** begin The data **

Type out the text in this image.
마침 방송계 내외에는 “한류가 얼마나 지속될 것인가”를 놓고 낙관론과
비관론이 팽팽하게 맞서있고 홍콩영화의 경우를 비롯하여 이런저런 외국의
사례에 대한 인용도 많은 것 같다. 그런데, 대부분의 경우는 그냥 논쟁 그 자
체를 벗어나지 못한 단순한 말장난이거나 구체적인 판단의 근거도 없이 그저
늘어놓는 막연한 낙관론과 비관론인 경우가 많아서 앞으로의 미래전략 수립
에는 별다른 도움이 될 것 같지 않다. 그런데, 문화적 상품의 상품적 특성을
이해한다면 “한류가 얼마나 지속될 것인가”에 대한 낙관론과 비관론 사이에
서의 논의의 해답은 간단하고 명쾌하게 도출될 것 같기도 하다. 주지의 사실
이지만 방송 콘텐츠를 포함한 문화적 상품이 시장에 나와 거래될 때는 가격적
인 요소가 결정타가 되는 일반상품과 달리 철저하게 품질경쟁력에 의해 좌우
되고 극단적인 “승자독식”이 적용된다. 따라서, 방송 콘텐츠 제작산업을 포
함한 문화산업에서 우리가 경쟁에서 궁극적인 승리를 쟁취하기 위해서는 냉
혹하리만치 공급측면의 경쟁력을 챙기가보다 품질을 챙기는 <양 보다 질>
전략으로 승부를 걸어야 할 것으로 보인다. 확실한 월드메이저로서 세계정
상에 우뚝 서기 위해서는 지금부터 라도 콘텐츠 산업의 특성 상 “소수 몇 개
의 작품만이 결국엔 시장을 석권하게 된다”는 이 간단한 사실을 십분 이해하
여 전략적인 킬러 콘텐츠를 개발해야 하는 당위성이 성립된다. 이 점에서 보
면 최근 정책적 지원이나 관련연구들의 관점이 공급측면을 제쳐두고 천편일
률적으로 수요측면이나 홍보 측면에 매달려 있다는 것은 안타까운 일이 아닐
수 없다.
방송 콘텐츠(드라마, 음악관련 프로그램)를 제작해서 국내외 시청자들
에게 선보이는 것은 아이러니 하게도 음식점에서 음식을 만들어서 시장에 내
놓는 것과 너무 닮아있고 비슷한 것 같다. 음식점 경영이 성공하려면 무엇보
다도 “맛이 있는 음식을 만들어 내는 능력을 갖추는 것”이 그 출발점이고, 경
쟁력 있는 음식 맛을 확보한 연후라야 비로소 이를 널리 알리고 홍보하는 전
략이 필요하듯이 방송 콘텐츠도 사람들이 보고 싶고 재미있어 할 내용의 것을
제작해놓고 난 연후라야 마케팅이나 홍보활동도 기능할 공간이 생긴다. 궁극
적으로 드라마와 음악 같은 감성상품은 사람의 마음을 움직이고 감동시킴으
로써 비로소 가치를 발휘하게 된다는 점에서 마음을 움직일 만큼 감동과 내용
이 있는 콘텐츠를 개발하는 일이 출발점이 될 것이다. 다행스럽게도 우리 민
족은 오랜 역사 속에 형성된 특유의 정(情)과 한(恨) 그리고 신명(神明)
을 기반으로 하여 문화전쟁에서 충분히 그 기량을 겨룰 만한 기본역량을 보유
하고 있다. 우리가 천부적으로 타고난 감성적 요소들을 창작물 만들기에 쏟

** end The data **

Task brief → Please repeat the listing exactly, with nothing left out.

Reply to the exercise →
Type out the text in this image.
마침 방송계 내외에는 “한류가 얼마나 지속될 것인가”를 놓고 낙관론과
비관론이 팽팽하게 맞서있고 홍콩영화의 경우를 비롯하여 이런저런 외국의
사례에 대한 인용도 많은 것 같다. 그런데, 대부분의 경우는 그냥 논쟁 그 자
체를 벗어나지 못한 단순한 말장난이거나 구체적인 판단의 근거도 없이 그저
늘어놓는 막연한 낙관론과 비관론인 경우가 많아서 앞으로의 미래전략 수립
에는 별다른 도움이 될 것 같지 않다. 그런데, 문화적 상품의 상품적 특성을
이해한다면 “한류가 얼마나 지속될 것인가”에 대한 낙관론과 비관론 사이에
서의 논의의 해답은 간단하고 명쾌하게 도출될 것 같기도 하다. 주지의 사실
이지만 방송 콘텐츠를 포함한 문화적 상품이 시장에 나와 거래될 때는 가격적
인 요소가 결정타가 되는 일반상품과 달리 철저하게 품질경쟁력에 의해 좌우
되고 극단적인 “승자독식”이 적용된다. 따라서, 방송 콘텐츠 제작산업을 포
함한 문화산업에서 우리가 경쟁에서 궁극적인 승리를 쟁취하기 위해서는 냉
혹하리만치 공급측면의 경쟁력을 챙기가보다 품질을 챙기는 <양 보다 질>
전략으로 승부를 걸어야 할 것으로 보인다. 확실한 월드메이저로서 세계정
상에 우뚝 서기 위해서는 지금부터 라도 콘텐츠 산업의 특성 상 “소수 몇 개
의 작품만이 결국엔 시장을 석권하게 된다”는 이 간단한 사실을 십분 이해하
여 전략적인 킬러 콘텐츠를 개발해야 하는 당위성이 성립된다. 이 점에서 보
면 최근 정책적 지원이나 관련연구들의 관점이 공급측면을 제쳐두고 천편일
률적으로 수요측면이나 홍보 측면에 매달려 있다는 것은 안타까운 일이 아닐
수 없다.
방송 콘텐츠(드라마, 음악관련 프로그램)를 제작해서 국내외 시청자들
에게 선보이는 것은 아이러니 하게도 음식점에서 음식을 만들어서 시장에 내
놓는 것과 너무 닮아있고 비슷한 것 같다. 음식점 경영이 성공하려면 무엇보
다도 “맛이 있는 음식을 만들어 내는 능력을 갖추는 것”이 그 출발점이고, 경
쟁력 있는 음식 맛을 확보한 연후라야 비로소 이를 널리 알리고 홍보하는 전
략이 필요하듯이 방송 콘텐츠도 사람들이 보고 싶고 재미있어 할 내용의 것을
제작해놓고 난 연후라야 마케팅이나 홍보활동도 기능할 공간이 생긴다. 궁극
적으로 드라마와 음악 같은 감성상품은 사람의 마음을 움직이고 감동시킴으
로써 비로소 가치를 발휘하게 된다는 점에서 마음을 움직일 만큼 감동과 내용
이 있는 콘텐츠를 개발하는 일이 출발점이 될 것이다. 다행스럽게도 우리 민
족은 오랜 역사 속에 형성된 특유의 정(情)과 한(恨) 그리고 신명(神明)
을 기반으로 하여 문화전쟁에서 충분히 그 기량을 겨룰 만한 기본역량을 보유
하고 있다. 우리가 천부적으로 타고난 감성적 요소들을 창작물 만들기에 쏟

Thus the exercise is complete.